• **Task statement**
From the entries below, extract every line that includes the word "Conference".

• **Listing**
-----
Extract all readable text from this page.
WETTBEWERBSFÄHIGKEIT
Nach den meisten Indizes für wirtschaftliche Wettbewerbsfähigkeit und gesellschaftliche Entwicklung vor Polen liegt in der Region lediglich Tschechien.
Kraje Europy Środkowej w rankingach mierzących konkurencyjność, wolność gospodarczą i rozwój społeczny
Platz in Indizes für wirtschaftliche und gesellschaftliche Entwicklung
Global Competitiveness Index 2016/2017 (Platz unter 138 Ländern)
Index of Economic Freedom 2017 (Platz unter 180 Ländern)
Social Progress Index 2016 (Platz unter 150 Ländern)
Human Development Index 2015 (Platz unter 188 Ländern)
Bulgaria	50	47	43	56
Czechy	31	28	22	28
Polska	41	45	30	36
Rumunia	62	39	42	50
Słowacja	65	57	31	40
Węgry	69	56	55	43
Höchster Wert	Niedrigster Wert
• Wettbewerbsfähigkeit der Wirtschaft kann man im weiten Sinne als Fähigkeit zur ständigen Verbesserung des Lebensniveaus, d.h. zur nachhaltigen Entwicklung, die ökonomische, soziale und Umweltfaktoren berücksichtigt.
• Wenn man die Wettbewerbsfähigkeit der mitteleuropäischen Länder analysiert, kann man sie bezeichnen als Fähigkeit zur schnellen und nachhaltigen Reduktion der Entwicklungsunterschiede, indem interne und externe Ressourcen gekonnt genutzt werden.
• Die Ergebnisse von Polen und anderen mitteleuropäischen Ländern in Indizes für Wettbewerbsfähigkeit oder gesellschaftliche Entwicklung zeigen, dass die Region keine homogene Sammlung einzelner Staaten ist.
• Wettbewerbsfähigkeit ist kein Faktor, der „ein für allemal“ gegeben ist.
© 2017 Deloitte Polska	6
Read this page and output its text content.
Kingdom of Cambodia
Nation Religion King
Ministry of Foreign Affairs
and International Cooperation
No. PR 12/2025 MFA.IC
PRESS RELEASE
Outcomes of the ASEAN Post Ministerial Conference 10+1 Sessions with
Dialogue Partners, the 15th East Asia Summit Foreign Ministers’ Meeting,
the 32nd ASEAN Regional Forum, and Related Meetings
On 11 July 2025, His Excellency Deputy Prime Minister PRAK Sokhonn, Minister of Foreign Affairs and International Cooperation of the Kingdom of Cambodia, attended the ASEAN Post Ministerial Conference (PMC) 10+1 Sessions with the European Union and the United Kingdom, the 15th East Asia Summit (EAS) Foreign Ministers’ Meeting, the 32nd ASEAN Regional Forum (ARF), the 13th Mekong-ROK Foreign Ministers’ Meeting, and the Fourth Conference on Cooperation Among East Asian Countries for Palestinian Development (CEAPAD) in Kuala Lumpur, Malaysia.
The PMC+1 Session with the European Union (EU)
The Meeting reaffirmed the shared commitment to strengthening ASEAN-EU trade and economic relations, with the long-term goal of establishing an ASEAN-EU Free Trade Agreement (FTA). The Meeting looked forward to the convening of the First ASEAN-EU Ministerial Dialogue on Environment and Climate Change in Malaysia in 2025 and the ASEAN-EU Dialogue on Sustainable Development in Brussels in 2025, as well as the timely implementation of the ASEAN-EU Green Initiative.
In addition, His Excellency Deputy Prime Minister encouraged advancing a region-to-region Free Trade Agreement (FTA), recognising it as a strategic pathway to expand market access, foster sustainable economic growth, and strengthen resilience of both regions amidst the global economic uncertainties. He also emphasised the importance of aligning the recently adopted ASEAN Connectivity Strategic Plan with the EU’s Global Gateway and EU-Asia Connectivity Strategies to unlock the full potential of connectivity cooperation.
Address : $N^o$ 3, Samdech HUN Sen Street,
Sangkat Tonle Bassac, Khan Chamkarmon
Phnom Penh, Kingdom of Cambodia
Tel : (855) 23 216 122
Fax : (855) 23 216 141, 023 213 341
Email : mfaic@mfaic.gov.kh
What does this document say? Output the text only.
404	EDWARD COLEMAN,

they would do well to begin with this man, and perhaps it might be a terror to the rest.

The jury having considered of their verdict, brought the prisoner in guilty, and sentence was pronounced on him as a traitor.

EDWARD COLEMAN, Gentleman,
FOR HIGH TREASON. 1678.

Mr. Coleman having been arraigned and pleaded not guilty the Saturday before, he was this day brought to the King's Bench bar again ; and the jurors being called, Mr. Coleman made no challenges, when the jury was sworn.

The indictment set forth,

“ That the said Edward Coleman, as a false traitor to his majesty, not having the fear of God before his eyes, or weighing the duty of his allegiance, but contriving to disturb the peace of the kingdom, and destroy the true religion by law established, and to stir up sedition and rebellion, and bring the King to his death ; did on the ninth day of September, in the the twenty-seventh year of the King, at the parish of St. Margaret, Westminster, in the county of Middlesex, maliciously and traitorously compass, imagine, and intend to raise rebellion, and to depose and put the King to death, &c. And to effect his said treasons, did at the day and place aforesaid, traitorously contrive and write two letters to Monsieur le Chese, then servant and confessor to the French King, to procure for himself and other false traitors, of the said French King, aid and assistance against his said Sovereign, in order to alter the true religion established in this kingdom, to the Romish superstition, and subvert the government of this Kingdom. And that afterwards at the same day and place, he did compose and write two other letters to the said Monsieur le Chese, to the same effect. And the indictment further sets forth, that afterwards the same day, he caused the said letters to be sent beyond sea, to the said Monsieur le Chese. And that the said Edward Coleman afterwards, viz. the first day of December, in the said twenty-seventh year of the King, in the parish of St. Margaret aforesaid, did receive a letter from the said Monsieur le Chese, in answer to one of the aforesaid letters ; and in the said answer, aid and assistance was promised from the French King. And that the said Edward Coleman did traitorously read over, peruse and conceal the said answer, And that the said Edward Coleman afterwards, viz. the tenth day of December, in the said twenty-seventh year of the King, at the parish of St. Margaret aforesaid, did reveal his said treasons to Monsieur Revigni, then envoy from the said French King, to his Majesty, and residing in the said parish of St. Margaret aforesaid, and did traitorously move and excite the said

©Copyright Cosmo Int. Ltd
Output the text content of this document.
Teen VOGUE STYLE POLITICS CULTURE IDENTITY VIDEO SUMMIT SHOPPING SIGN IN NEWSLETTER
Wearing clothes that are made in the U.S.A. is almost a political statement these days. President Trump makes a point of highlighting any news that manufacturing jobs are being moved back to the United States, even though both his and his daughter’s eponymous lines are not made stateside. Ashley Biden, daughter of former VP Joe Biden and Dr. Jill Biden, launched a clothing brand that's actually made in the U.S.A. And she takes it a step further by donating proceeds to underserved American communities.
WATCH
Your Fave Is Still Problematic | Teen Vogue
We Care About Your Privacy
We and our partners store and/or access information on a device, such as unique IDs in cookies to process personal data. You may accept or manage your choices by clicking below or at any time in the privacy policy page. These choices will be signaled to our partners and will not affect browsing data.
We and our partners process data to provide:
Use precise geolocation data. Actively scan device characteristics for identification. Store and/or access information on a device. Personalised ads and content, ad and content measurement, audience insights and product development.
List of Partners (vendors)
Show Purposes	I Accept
-----
• **Result**
Outcomes of the ASEAN Post Ministerial Conference 10+1 Sessions with
On 11 July 2025, His Excellency Deputy Prime Minister PRAK Sokhonn, Minister of Foreign Affairs and International Cooperation of the Kingdom of Cambodia, attended the ASEAN Post Ministerial Conference (PMC) 10+1 Sessions with the European Union and the United Kingdom, the 15th East Asia Summit (EAS) Foreign Ministers’ Meeting, the 32nd ASEAN Regional Forum (ARF), the 13th Mekong-ROK Foreign Ministers’ Meeting, and the Fourth Conference on Cooperation Among East Asian Countries for Palestinian Development (CEAPAD) in Kuala Lumpur, Malaysia.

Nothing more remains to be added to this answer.